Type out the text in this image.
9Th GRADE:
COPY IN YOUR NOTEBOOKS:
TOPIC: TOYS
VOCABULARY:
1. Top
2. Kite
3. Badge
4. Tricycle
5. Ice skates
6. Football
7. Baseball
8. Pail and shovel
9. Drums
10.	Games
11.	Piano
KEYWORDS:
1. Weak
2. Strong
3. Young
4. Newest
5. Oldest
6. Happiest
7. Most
* * * * * * * * *
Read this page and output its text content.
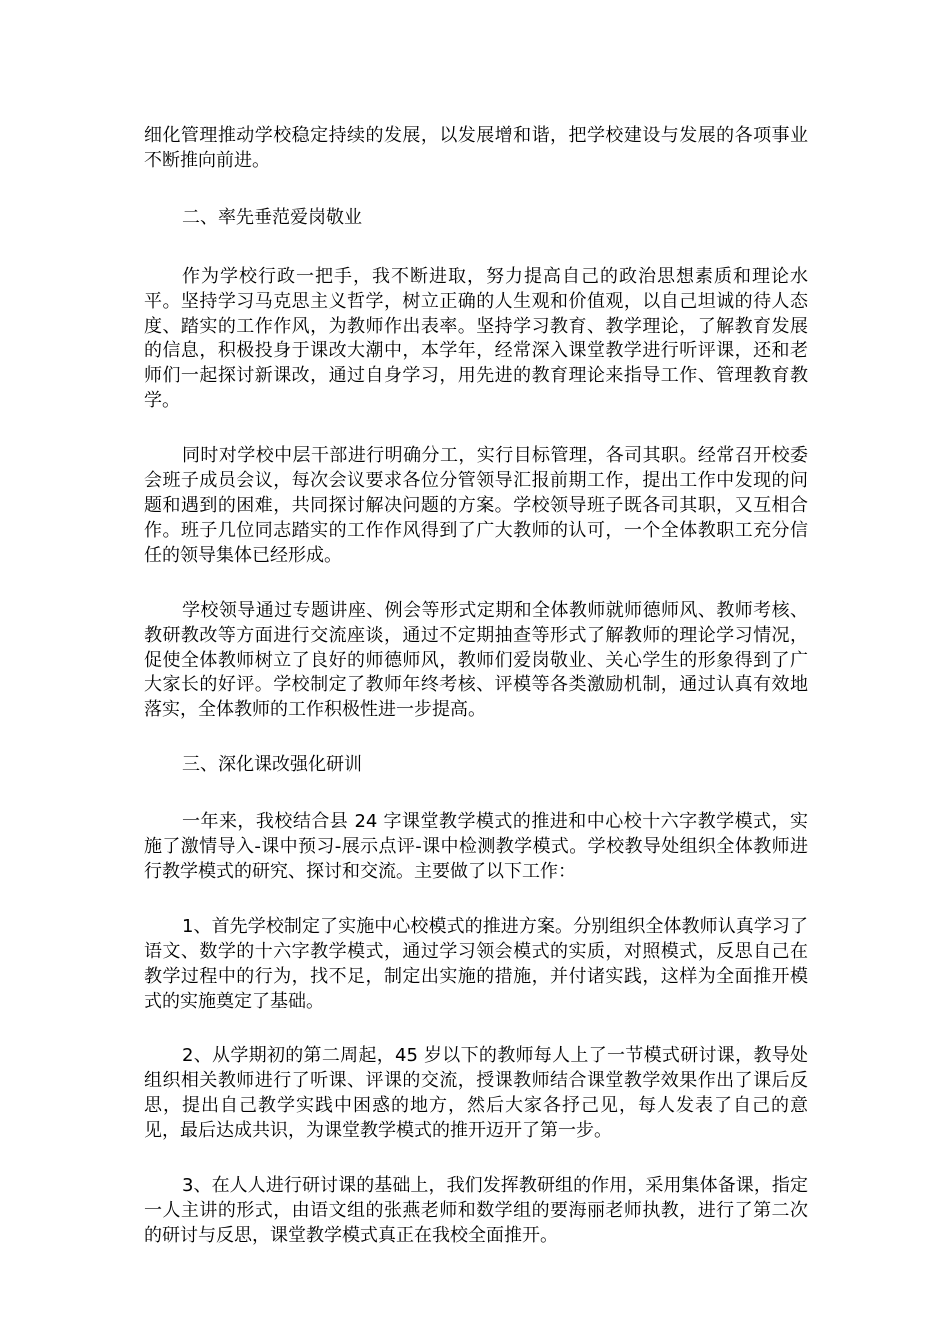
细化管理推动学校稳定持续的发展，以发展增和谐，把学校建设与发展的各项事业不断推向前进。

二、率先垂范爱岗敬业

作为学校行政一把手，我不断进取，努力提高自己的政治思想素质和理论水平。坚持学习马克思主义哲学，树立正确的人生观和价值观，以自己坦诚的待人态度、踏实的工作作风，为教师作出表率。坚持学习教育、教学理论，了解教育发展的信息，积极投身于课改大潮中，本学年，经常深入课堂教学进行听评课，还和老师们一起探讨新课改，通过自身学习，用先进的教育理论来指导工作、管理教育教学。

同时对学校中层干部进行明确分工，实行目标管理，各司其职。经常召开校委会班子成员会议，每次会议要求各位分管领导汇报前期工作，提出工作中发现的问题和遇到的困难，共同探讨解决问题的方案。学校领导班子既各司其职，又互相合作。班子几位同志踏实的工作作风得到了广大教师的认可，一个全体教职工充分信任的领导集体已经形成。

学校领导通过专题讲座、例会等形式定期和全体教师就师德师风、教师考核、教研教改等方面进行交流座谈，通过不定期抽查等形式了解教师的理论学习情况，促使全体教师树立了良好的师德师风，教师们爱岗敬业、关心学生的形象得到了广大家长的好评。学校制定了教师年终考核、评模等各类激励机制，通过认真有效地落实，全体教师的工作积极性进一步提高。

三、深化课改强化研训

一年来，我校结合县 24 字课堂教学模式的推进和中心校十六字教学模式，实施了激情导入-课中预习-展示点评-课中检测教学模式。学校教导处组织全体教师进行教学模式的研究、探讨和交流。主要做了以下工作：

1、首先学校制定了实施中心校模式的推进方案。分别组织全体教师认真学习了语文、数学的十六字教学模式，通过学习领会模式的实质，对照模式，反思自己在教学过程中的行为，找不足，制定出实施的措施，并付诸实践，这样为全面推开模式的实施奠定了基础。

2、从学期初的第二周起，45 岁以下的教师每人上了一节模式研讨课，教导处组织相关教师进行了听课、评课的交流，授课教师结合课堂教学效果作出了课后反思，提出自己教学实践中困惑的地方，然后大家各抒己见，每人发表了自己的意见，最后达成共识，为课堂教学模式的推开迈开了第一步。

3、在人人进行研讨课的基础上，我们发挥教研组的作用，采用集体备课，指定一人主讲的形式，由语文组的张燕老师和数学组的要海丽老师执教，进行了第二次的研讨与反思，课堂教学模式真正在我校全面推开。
* * * * * * * * *
Stated exercise: Pick out all lines from the data above in which the word "text" appears.

Output:
Type out the text in this image.
Read this page and output its text content.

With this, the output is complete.